Directive:
Output the data that follows exactly, line for line.

Recorded information:
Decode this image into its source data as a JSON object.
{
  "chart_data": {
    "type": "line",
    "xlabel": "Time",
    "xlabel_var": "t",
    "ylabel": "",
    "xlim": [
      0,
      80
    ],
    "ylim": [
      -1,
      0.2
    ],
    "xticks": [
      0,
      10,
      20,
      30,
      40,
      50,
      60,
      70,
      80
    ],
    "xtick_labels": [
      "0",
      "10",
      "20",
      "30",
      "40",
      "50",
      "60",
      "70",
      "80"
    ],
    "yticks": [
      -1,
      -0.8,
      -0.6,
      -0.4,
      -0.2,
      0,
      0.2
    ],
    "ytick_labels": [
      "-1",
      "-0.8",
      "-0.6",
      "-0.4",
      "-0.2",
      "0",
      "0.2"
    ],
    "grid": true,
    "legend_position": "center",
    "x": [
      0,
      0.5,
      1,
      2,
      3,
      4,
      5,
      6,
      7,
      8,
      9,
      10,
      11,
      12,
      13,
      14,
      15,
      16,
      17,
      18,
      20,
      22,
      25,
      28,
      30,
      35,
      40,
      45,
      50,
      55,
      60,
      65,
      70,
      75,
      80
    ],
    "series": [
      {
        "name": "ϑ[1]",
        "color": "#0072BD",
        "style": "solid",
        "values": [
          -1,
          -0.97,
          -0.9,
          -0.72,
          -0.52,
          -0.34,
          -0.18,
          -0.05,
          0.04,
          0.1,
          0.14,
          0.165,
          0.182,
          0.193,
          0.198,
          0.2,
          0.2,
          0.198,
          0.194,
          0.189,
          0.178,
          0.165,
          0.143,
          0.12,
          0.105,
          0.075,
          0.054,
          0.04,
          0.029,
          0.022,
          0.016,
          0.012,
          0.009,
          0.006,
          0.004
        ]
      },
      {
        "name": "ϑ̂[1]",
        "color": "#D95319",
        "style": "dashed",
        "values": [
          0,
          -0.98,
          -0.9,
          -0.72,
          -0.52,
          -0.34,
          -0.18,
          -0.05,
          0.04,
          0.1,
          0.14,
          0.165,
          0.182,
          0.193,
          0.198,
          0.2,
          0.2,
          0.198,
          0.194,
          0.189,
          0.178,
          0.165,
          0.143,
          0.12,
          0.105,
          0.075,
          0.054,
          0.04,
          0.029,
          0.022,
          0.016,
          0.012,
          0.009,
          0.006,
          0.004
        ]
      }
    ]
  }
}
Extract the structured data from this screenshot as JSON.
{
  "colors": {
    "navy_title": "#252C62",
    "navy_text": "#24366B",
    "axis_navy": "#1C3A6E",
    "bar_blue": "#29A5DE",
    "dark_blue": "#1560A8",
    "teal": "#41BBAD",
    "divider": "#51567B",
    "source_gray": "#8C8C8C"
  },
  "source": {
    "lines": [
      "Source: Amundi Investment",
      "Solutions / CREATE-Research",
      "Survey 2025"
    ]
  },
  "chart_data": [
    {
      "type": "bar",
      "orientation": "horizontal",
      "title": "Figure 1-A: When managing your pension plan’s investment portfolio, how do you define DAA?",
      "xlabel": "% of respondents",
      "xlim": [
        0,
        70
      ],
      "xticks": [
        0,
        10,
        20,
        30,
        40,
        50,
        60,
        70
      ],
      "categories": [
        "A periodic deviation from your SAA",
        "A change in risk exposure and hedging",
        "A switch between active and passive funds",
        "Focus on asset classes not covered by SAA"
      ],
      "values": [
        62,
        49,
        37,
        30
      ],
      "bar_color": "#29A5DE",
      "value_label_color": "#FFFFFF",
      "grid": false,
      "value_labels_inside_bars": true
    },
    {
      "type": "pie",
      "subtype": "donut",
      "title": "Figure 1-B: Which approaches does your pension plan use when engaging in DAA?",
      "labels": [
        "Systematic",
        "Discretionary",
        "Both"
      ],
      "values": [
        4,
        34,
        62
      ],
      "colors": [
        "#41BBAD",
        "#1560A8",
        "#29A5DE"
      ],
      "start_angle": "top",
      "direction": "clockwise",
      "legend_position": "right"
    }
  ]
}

Right answer:
Decode this image into its source data as a JSON object.
{
  "chart_data": {
    "type": "line",
    "xlabel": "Time",
    "xlabel_var": "t",
    "ylabel": "",
    "xlim": [
      0,
      80
    ],
    "ylim": [
      -1,
      0.2
    ],
    "xticks": [
      0,
      10,
      20,
      30,
      40,
      50,
      60,
      70,
      80
    ],
    "xtick_labels": [
      "0",
      "10",
      "20",
      "30",
      "40",
      "50",
      "60",
      "70",
      "80"
    ],
    "yticks": [
      -1,
      -0.8,
      -0.6,
      -0.4,
      -0.2,
      0,
      0.2
    ],
    "ytick_labels": [
      "-1",
      "-0.8",
      "-0.6",
      "-0.4",
      "-0.2",
      "0",
      "0.2"
    ],
    "grid": true,
    "legend_position": "center",
    "x": [
      0,
      0.5,
      1,
      2,
      3,
      4,
      5,
      6,
      7,
      8,
      9,
      10,
      11,
      12,
      13,
      14,
      15,
      16,
      17,
      18,
      20,
      22,
      25,
      28,
      30,
      35,
      40,
      45,
      50,
      55,
      60,
      65,
      70,
      75,
      80
    ],
    "series": [
      {
        "name": "ϑ[1]",
        "color": "#0072BD",
        "style": "solid",
        "values": [
          -1,
          -0.97,
          -0.9,
          -0.72,
          -0.52,
          -0.34,
          -0.18,
          -0.05,
          0.04,
          0.1,
          0.14,
          0.165,
          0.182,
          0.193,
          0.198,
          0.2,
          0.2,
          0.198,
          0.194,
          0.189,
          0.178,
          0.165,
          0.143,
          0.12,
          0.105,
          0.075,
          0.054,
          0.04,
          0.029,
          0.022,
          0.016,
          0.012,
          0.009,
          0.006,
          0.004
        ]
      },
      {
        "name": "ϑ̂[1]",
        "color": "#D95319",
        "style": "dashed",
        "values": [
          0,
          -0.98,
          -0.9,
          -0.72,
          -0.52,
          -0.34,
          -0.18,
          -0.05,
          0.04,
          0.1,
          0.14,
          0.165,
          0.182,
          0.193,
          0.198,
          0.2,
          0.2,
          0.198,
          0.194,
          0.189,
          0.178,
          0.165,
          0.143,
          0.12,
          0.105,
          0.075,
          0.054,
          0.04,
          0.029,
          0.022,
          0.016,
          0.012,
          0.009,
          0.006,
          0.004
        ]
      }
    ]
  }
}
Extract the structured data from this screenshot as JSON.
{
  "colors": {
    "navy_title": "#252C62",
    "navy_text": "#24366B",
    "axis_navy": "#1C3A6E",
    "bar_blue": "#29A5DE",
    "dark_blue": "#1560A8",
    "teal": "#41BBAD",
    "divider": "#51567B",
    "source_gray": "#8C8C8C"
  },
  "source": {
    "lines": [
      "Source: Amundi Investment",
      "Solutions / CREATE-Research",
      "Survey 2025"
    ]
  },
  "chart_data": [
    {
      "type": "bar",
      "orientation": "horizontal",
      "title": "Figure 1-A: When managing your pension plan’s investment portfolio, how do you define DAA?",
      "xlabel": "% of respondents",
      "xlim": [
        0,
        70
      ],
      "xticks": [
        0,
        10,
        20,
        30,
        40,
        50,
        60,
        70
      ],
      "categories": [
        "A periodic deviation from your SAA",
        "A change in risk exposure and hedging",
        "A switch between active and passive funds",
        "Focus on asset classes not covered by SAA"
      ],
      "values": [
        62,
        49,
        37,
        30
      ],
      "bar_color": "#29A5DE",
      "value_label_color": "#FFFFFF",
      "grid": false,
      "value_labels_inside_bars": true
    },
    {
      "type": "pie",
      "subtype": "donut",
      "title": "Figure 1-B: Which approaches does your pension plan use when engaging in DAA?",
      "labels": [
        "Systematic",
        "Discretionary",
        "Both"
      ],
      "values": [
        4,
        34,
        62
      ],
      "colors": [
        "#41BBAD",
        "#1560A8",
        "#29A5DE"
      ],
      "start_angle": "top",
      "direction": "clockwise",
      "legend_position": "right"
    }
  ]
}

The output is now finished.